◆ **Entries supplied**:
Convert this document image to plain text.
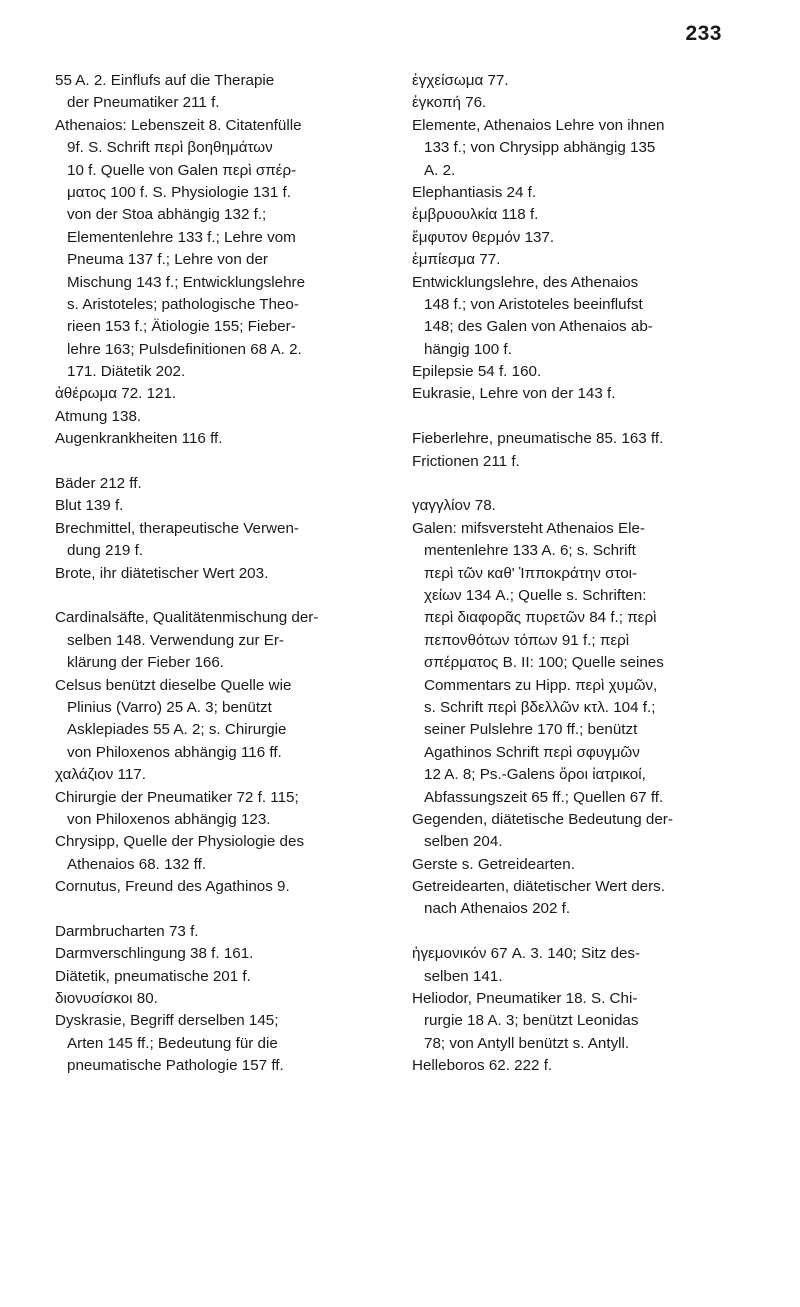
233
55 A. 2. Einflufs auf die Therapie
der Pneumatiker 211 f.
Athenaios: Lebenszeit 8. Citatenfülle
9f. S. Schrift περὶ βοηθημάτων
10 f. Quelle von Galen περὶ σπέρ-
ματος 100 f. S. Physiologie 131 f.
von der Stoa abhängig 132 f.;
Elementenlehre 133 f.; Lehre vom
Pneuma 137 f.; Lehre von der
Mischung 143 f.; Entwicklungslehre
s. Aristoteles; pathologische Theo-
rieen 153 f.; Ätiologie 155; Fieber-
lehre 163; Pulsdefinitionen 68 A. 2.
171. Diätetik 202.
ἀθέρωμα 72. 121.
Atmung 138.
Augenkrankheiten 116 ff.
Bäder 212 ff.
Blut 139 f.
Brechmittel, therapeutische Verwen-
dung 219 f.
Brote, ihr diätetischer Wert 203.
Cardinalsäfte, Qualitätenmischung der-
selben 148. Verwendung zur Er-
klärung der Fieber 166.
Celsus benützt dieselbe Quelle wie
Plinius (Varro) 25 A. 3; benützt
Asklepiades 55 A. 2; s. Chirurgie
von Philoxenos abhängig 116 ff.
χαλάζιον 117.
Chirurgie der Pneumatiker 72 f. 115;
von Philoxenos abhängig 123.
Chrysipp, Quelle der Physiologie des
Athenaios 68. 132 ff.
Cornutus, Freund des Agathinos 9.
Darmbrucharten 73 f.
Darmverschlingung 38 f. 161.
Diätetik, pneumatische 201 f.
διονυσίσκοι 80.
Dyskrasie, Begriff derselben 145;
Arten 145 ff.; Bedeutung für die
pneumatische Pathologie 157 ff.
ἐγχείσωμα 77.
ἐγκοπή 76.
Elemente, Athenaios Lehre von ihnen
133 f.; von Chrysipp abhängig 135
A. 2.
Elephantiasis 24 f.
ἐμβρυουλκία 118 f.
ἔμφυτον θερμόν 137.
ἐμπίεσμα 77.
Entwicklungslehre, des Athenaios
148 f.; von Aristoteles beeinflufst
148; des Galen von Athenaios ab-
hängig 100 f.
Epilepsie 54 f. 160.
Eukrasie, Lehre von der 143 f.
Fieberlehre, pneumatische 85. 163 ff.
Frictionen 211 f.
γαγγλίον 78.
Galen: mifsversteht Athenaios Ele-
mentenlehre 133 A. 6; s. Schrift
περὶ τῶν καθ' Ἱπποκράτην στοι-
χείων 134 A.; Quelle s. Schriften:
περὶ διαφορᾶς πυρετῶν 84 f.; περὶ
πεπονθότων τόπων 91 f.; περὶ
σπέρματος B. II: 100; Quelle seines
Commentars zu Hipp. περὶ χυμῶν,
s. Schrift περὶ βδελλῶν κτλ. 104 f.;
seiner Pulslehre 170 ff.; benützt
Agathinos Schrift περὶ σφυγμῶν
12 A. 8; Ps.-Galens ὅροι ἰατρικοί,
Abfassungszeit 65 ff.; Quellen 67 ff.
Gegenden, diätetische Bedeutung der-
selben 204.
Gerste s. Getreidearten.
Getreidearten, diätetischer Wert ders.
nach Athenaios 202 f.
ἡγεμονικόν 67 A. 3. 140; Sitz des-
selben 141.
Heliodor, Pneumatiker 18. S. Chi-
rurgie 18 A. 3; benützt Leonidas
78; von Antyll benützt s. Antyll.
Helleboros 62. 222 f.
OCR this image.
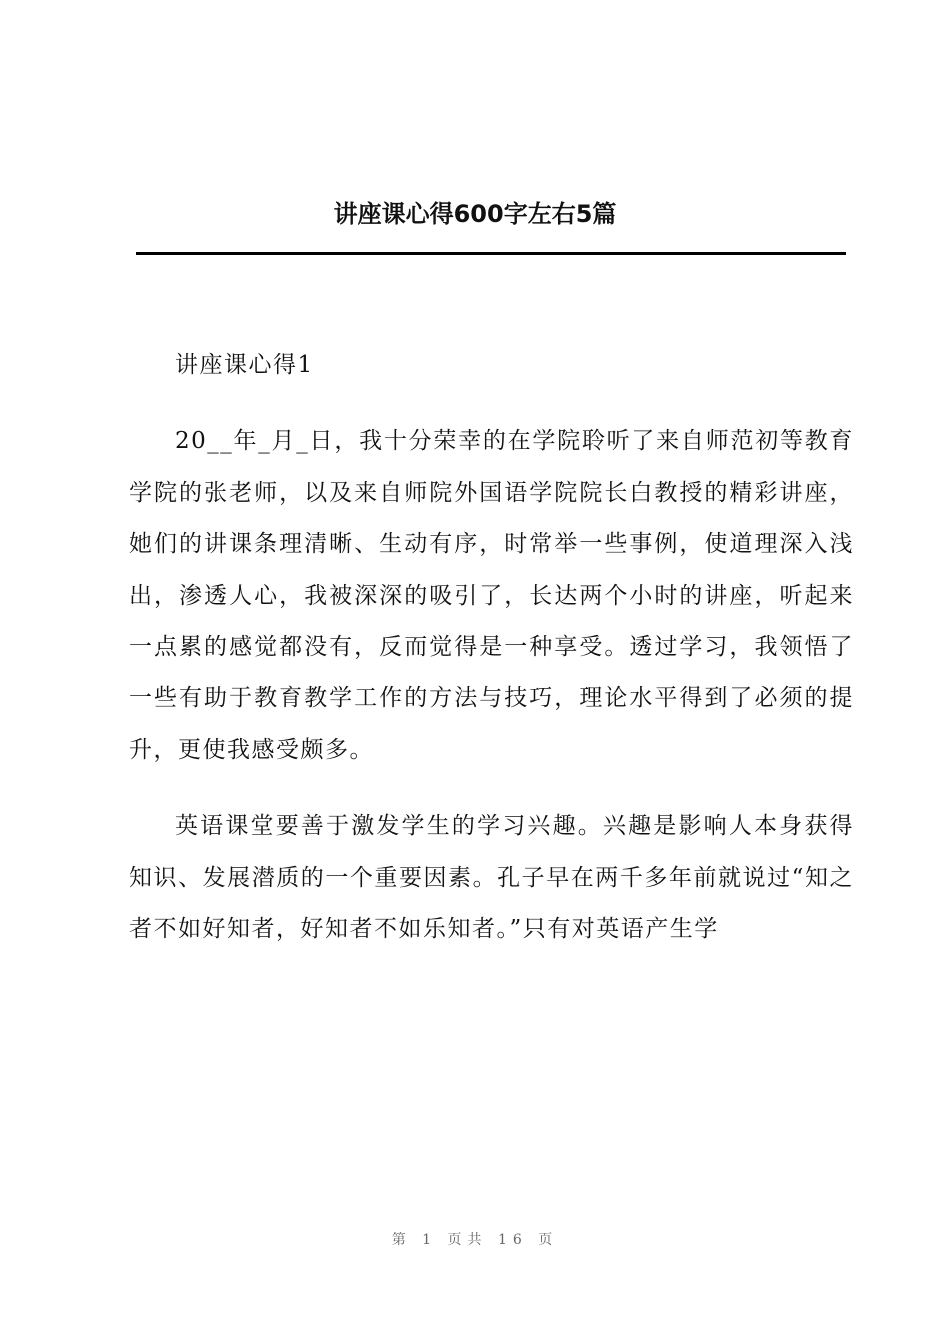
讲座课心得600字左右5篇

讲座课心得1

20__年_月_日，我十分荣幸的在学院聆听了来自师范初等教育学院的张老师，以及来自师院外国语学院院长白教授的精彩讲座，她们的讲课条理清晰、生动有序，时常举一些事例，使道理深入浅出，渗透人心，我被深深的吸引了，长达两个小时的讲座，听起来一点累的感觉都没有，反而觉得是一种享受。透过学习，我领悟了一些有助于教育教学工作的方法与技巧，理论水平得到了必须的提升，更使我感受颇多。

英语课堂要善于激发学生的学习兴趣。兴趣是影响人本身获得知识、发展潜质的一个重要因素。孔子早在两千多年前就说过“知之者不如好知者，好知者不如乐知者。”只有对英语产生学

第 1 页共 16 页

◆ **What is asked**: Identify every line above with the string "Athenaios" in it. Copy those lines.

◆ **Final result**:
Athenaios: Lebenszeit 8. Citatenfülle
Athenaios 68. 132 ff.
Elemente, Athenaios Lehre von ihnen
Entwicklungslehre, des Athenaios
148; des Galen von Athenaios ab-
Galen: mifsversteht Athenaios Ele-
nach Athenaios 202 f.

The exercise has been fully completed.